#### [EXERCISE TASK]
From the records below, extract every line that contains the string "chevron". Case counts.

#### [EXTRACTED MATERIAL]
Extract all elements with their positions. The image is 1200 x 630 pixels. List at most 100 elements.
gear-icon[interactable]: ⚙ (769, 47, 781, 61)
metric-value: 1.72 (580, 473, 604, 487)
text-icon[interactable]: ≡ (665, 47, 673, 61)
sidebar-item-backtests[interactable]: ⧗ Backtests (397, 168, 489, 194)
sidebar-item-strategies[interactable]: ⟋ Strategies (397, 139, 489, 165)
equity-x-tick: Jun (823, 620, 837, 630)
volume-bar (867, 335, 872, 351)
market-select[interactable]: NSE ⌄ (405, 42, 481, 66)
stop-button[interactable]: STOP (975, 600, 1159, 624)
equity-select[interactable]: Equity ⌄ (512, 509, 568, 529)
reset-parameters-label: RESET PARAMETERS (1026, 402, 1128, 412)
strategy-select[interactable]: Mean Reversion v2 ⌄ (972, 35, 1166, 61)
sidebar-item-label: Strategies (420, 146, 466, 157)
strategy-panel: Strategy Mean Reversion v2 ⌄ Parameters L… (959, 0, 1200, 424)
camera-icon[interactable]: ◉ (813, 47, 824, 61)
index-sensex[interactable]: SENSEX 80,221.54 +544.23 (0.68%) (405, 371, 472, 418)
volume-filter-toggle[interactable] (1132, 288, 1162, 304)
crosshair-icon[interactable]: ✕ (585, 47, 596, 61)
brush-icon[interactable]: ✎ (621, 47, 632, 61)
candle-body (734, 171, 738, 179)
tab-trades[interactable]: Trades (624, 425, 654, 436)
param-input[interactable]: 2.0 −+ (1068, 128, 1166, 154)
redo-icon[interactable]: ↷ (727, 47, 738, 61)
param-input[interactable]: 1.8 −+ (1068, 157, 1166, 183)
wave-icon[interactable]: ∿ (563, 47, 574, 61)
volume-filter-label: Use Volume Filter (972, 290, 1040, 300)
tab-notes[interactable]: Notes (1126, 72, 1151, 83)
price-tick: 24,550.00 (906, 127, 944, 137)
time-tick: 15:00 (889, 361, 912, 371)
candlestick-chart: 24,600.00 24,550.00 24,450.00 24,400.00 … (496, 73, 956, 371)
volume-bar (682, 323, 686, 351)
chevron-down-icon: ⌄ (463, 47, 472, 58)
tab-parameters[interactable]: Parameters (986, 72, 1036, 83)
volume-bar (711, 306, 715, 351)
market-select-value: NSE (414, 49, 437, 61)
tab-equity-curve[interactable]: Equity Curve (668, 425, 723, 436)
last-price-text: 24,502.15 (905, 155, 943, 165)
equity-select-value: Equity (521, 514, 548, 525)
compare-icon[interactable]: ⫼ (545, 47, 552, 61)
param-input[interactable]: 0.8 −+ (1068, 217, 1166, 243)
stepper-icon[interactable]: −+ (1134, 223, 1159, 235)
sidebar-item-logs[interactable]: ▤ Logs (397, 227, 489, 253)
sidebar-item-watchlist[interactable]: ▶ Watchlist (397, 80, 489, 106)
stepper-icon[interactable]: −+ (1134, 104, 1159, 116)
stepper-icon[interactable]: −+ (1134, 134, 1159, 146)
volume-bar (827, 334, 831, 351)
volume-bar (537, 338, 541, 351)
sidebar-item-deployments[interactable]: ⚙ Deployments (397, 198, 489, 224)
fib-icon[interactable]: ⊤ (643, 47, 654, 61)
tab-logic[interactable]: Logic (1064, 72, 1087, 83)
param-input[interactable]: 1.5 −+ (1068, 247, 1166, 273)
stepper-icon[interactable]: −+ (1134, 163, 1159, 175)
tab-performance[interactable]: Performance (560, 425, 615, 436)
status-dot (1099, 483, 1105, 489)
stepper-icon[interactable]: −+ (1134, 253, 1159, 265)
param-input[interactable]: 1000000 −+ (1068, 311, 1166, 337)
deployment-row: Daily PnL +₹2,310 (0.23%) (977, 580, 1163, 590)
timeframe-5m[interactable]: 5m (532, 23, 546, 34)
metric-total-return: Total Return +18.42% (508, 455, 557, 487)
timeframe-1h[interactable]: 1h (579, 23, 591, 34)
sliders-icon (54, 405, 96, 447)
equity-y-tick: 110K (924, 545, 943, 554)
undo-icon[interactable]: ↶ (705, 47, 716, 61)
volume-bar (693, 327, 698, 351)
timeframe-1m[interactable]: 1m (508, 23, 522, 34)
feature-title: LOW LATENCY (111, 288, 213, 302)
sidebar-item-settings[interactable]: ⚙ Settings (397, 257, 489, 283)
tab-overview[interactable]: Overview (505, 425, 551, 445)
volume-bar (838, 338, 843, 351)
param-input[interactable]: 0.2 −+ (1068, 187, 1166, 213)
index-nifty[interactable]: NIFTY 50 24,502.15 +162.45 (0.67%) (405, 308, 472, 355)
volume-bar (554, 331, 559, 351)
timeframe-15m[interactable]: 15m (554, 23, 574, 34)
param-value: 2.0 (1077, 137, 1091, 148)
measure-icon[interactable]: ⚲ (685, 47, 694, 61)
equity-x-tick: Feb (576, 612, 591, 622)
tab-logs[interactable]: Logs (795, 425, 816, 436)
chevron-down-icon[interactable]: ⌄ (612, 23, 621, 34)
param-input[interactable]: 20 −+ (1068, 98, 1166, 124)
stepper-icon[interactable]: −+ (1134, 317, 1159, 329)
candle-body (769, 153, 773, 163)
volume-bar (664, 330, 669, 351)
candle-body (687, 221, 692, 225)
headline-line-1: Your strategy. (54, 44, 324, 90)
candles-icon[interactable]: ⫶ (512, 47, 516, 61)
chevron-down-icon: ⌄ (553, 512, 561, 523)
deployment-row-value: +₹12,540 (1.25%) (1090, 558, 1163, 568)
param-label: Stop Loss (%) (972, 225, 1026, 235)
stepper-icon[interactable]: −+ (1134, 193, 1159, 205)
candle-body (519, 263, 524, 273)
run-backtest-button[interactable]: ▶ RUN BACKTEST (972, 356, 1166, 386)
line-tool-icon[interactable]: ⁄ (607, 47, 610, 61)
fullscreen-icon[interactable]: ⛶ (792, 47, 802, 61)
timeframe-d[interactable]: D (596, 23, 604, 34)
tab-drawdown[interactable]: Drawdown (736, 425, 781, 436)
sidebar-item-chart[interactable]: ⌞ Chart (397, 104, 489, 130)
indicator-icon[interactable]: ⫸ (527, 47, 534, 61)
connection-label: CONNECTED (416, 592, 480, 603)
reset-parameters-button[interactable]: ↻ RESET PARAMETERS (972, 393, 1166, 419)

--

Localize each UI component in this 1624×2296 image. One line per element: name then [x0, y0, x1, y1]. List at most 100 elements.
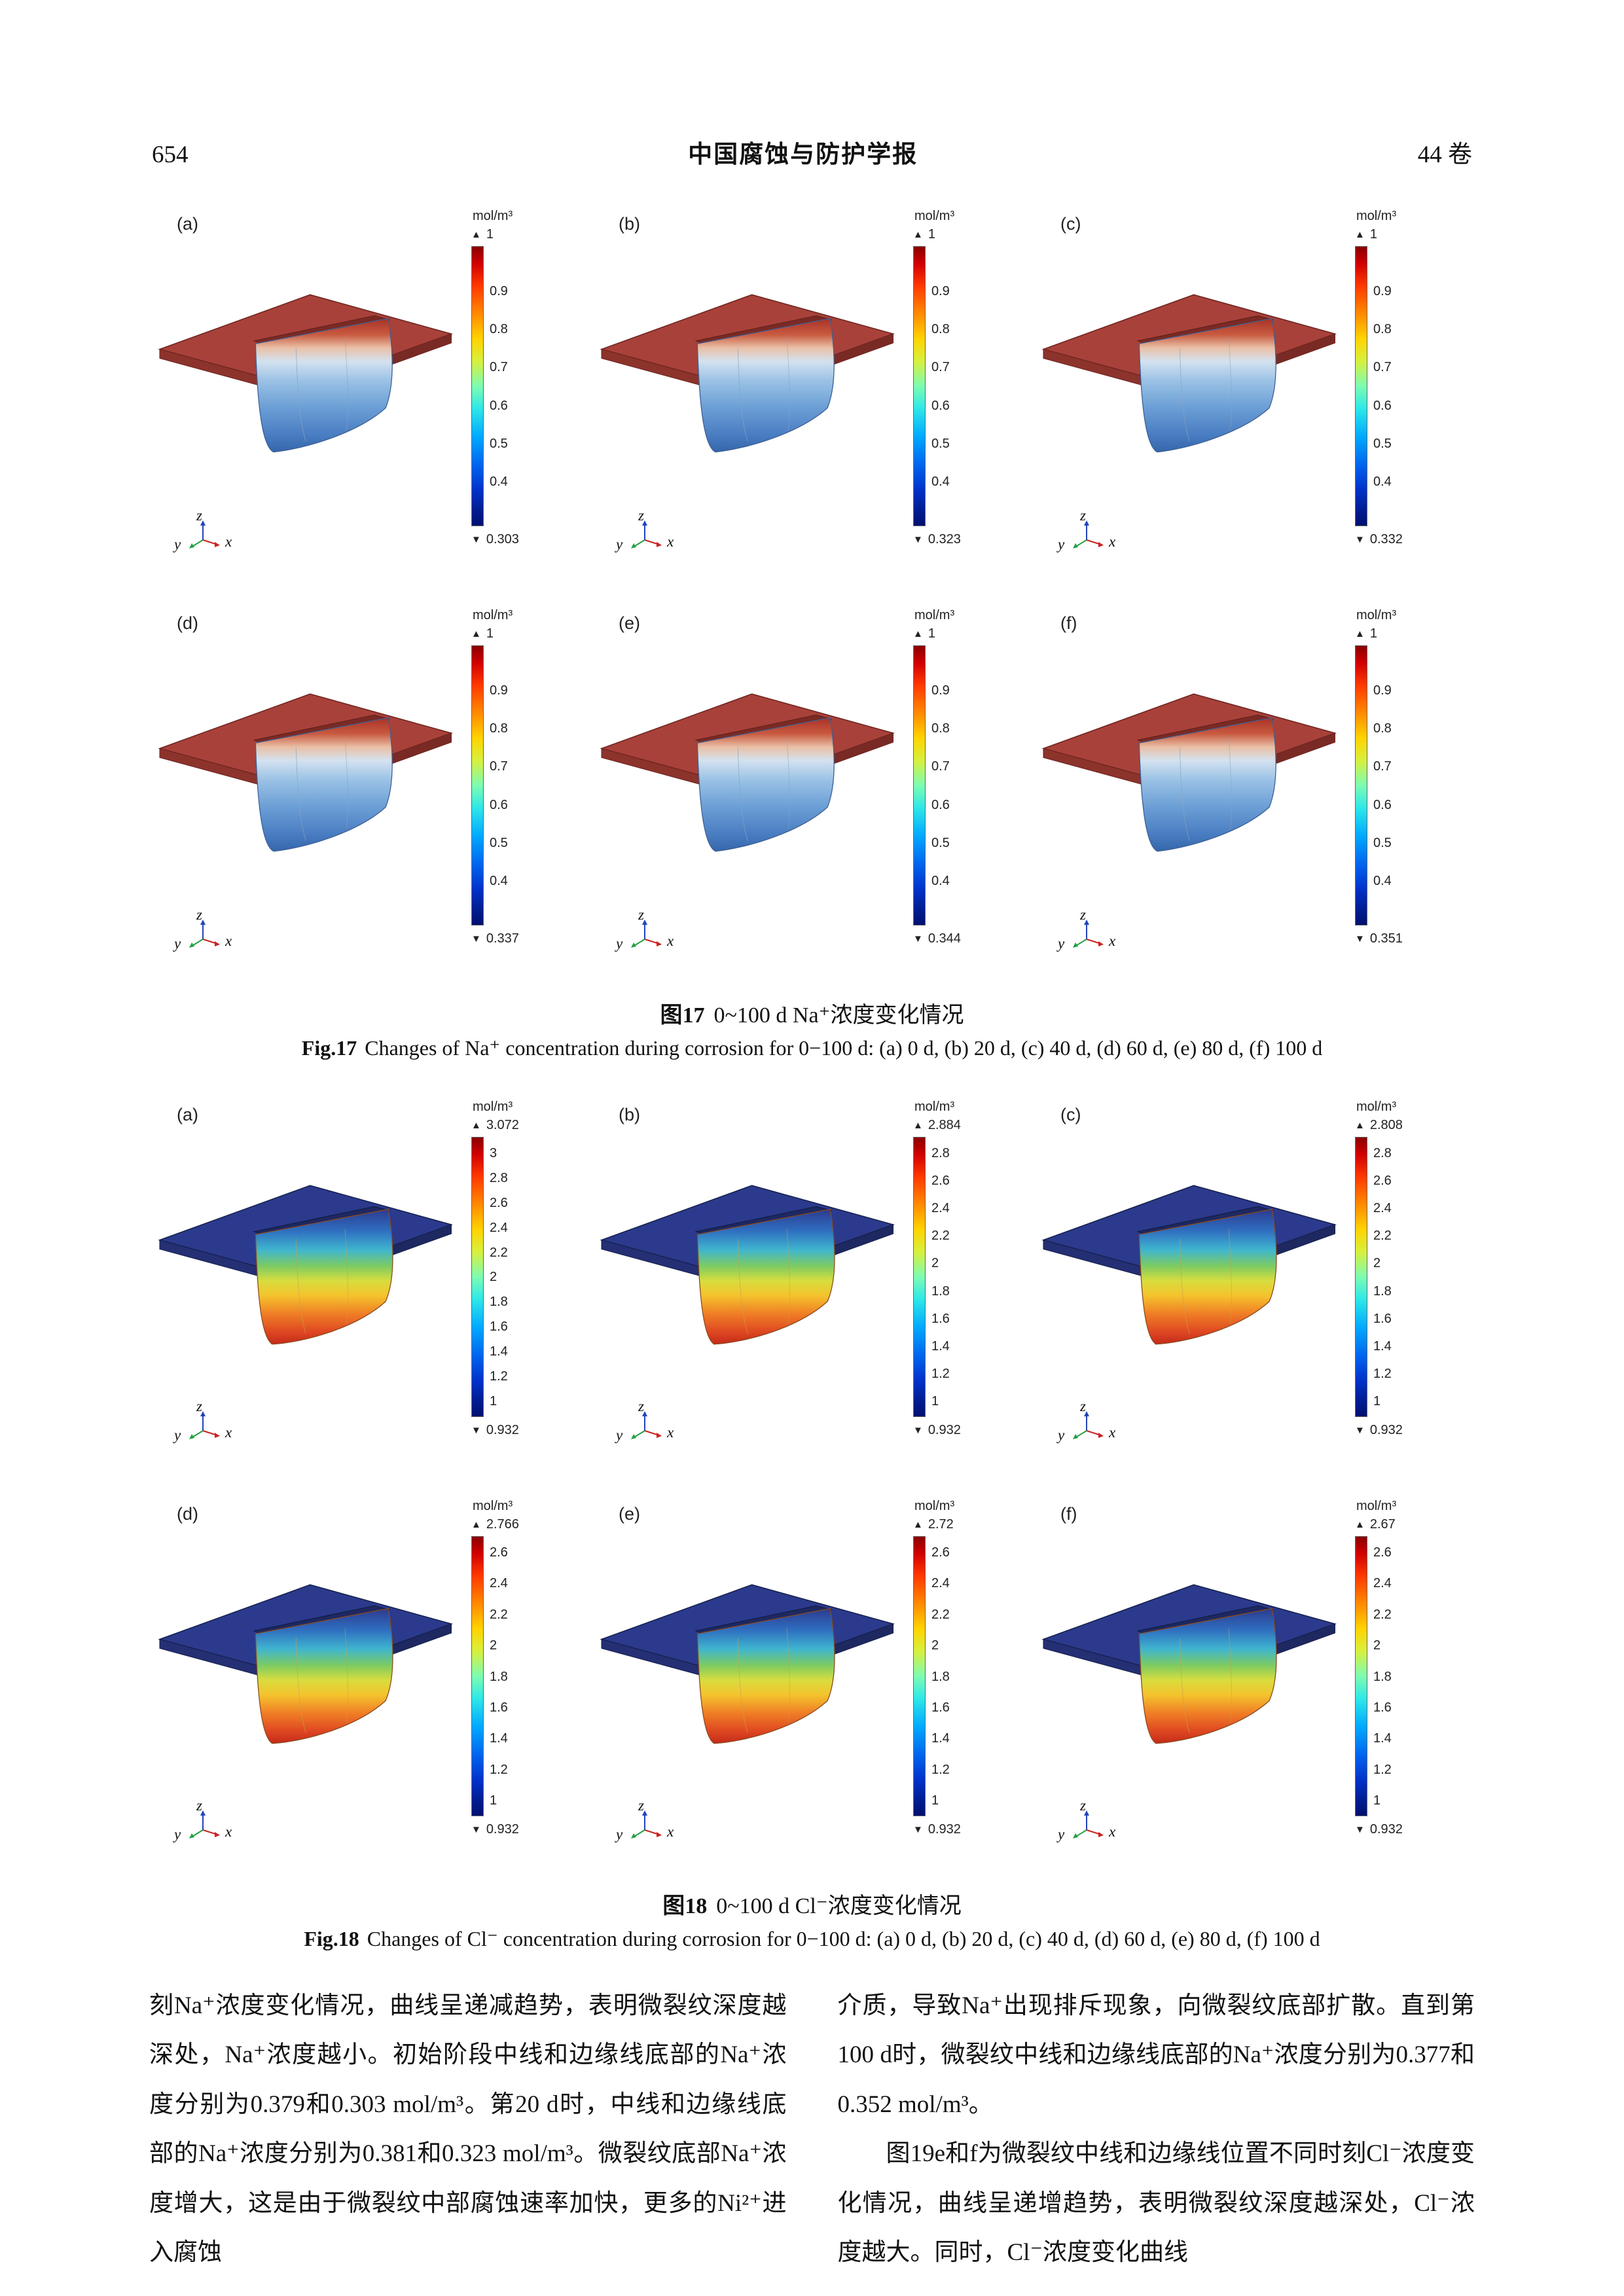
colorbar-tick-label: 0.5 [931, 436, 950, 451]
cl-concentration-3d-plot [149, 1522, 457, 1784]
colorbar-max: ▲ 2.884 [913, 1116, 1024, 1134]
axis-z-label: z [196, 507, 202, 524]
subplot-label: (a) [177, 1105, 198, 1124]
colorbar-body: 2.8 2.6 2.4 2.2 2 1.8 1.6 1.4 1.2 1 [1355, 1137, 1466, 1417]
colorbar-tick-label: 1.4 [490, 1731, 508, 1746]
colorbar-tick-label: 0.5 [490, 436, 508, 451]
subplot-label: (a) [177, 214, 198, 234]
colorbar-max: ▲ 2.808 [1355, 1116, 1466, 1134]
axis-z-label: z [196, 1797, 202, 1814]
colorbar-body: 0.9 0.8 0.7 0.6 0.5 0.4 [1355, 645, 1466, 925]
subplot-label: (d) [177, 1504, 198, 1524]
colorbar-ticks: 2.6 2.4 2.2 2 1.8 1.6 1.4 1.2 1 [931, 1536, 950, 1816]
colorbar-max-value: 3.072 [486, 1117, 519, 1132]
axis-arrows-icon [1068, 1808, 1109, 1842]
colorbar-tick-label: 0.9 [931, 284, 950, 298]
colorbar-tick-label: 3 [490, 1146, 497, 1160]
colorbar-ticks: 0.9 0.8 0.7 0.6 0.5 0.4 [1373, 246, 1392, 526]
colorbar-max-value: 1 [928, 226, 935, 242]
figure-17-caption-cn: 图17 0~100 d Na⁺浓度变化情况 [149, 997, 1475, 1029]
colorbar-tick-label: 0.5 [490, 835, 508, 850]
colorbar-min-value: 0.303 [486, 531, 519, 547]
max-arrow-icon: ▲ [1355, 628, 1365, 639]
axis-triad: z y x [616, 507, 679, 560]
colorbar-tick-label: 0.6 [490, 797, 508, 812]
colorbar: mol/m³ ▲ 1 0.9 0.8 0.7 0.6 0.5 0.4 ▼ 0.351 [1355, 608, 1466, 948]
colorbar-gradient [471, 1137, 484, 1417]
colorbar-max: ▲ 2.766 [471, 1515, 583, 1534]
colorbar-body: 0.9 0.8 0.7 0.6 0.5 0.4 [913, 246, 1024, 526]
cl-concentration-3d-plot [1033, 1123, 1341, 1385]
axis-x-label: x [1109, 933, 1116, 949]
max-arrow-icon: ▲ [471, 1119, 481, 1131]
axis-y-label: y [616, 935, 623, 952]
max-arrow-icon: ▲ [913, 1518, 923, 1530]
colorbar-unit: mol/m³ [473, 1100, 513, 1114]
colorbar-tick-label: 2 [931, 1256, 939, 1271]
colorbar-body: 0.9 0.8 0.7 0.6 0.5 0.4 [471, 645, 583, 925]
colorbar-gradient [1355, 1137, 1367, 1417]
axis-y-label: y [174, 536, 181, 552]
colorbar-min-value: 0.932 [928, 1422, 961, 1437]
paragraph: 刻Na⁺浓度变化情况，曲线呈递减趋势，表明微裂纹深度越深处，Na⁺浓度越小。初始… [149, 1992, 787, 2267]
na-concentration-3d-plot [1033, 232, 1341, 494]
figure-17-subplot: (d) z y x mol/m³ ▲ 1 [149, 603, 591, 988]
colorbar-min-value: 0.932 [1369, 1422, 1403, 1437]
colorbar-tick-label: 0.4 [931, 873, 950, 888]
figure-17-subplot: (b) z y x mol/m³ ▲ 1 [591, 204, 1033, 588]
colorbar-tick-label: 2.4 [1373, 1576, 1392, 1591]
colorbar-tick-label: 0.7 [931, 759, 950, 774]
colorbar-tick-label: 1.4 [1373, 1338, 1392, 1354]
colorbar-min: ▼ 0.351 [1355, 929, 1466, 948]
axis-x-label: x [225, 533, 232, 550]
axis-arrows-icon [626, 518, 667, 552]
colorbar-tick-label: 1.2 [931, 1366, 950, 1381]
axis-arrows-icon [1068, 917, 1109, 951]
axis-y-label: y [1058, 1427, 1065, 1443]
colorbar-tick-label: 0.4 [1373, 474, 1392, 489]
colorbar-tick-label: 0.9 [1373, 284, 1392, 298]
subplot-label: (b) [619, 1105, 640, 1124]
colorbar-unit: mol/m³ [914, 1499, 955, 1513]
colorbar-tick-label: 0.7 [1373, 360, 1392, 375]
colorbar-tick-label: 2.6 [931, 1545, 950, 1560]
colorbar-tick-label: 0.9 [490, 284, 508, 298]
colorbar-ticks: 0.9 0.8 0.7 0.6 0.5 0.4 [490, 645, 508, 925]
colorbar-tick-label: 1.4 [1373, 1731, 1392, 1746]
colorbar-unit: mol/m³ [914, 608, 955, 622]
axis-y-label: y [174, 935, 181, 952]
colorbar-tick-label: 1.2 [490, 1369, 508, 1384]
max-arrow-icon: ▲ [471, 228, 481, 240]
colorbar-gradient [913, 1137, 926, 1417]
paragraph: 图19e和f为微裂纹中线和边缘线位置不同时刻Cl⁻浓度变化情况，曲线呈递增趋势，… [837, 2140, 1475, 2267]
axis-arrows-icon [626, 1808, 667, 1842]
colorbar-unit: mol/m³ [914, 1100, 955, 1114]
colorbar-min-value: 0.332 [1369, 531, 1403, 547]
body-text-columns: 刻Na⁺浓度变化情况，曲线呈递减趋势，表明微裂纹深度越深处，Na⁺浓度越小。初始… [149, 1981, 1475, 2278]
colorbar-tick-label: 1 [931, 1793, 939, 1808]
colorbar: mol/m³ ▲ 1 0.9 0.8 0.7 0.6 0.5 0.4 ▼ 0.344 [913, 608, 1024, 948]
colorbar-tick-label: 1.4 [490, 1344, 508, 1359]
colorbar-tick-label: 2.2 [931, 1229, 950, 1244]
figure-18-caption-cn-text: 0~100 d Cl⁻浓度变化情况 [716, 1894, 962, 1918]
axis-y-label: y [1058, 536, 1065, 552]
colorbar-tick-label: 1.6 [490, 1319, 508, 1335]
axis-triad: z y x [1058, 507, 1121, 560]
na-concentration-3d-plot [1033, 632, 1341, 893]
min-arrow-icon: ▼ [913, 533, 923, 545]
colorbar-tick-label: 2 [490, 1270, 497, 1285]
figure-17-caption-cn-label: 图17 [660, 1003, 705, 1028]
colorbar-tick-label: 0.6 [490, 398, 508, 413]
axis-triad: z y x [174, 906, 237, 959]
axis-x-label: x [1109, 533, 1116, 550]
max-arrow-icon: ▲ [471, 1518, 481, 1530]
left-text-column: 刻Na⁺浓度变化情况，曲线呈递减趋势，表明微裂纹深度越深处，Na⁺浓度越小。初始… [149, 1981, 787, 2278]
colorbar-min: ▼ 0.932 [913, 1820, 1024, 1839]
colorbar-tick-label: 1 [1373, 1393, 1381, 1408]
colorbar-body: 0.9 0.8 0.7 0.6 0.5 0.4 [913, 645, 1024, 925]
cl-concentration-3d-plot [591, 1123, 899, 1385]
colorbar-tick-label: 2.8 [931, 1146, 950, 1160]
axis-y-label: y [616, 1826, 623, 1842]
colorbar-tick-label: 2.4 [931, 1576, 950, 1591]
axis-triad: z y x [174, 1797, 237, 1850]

#### [PROBLEM SOLUTION]
chevron-down-icon: ⌄ (463, 47, 472, 58)
chevron-down-icon[interactable]: ⌄ (612, 23, 621, 34)
chevron-down-icon: ⌄ (553, 512, 561, 523)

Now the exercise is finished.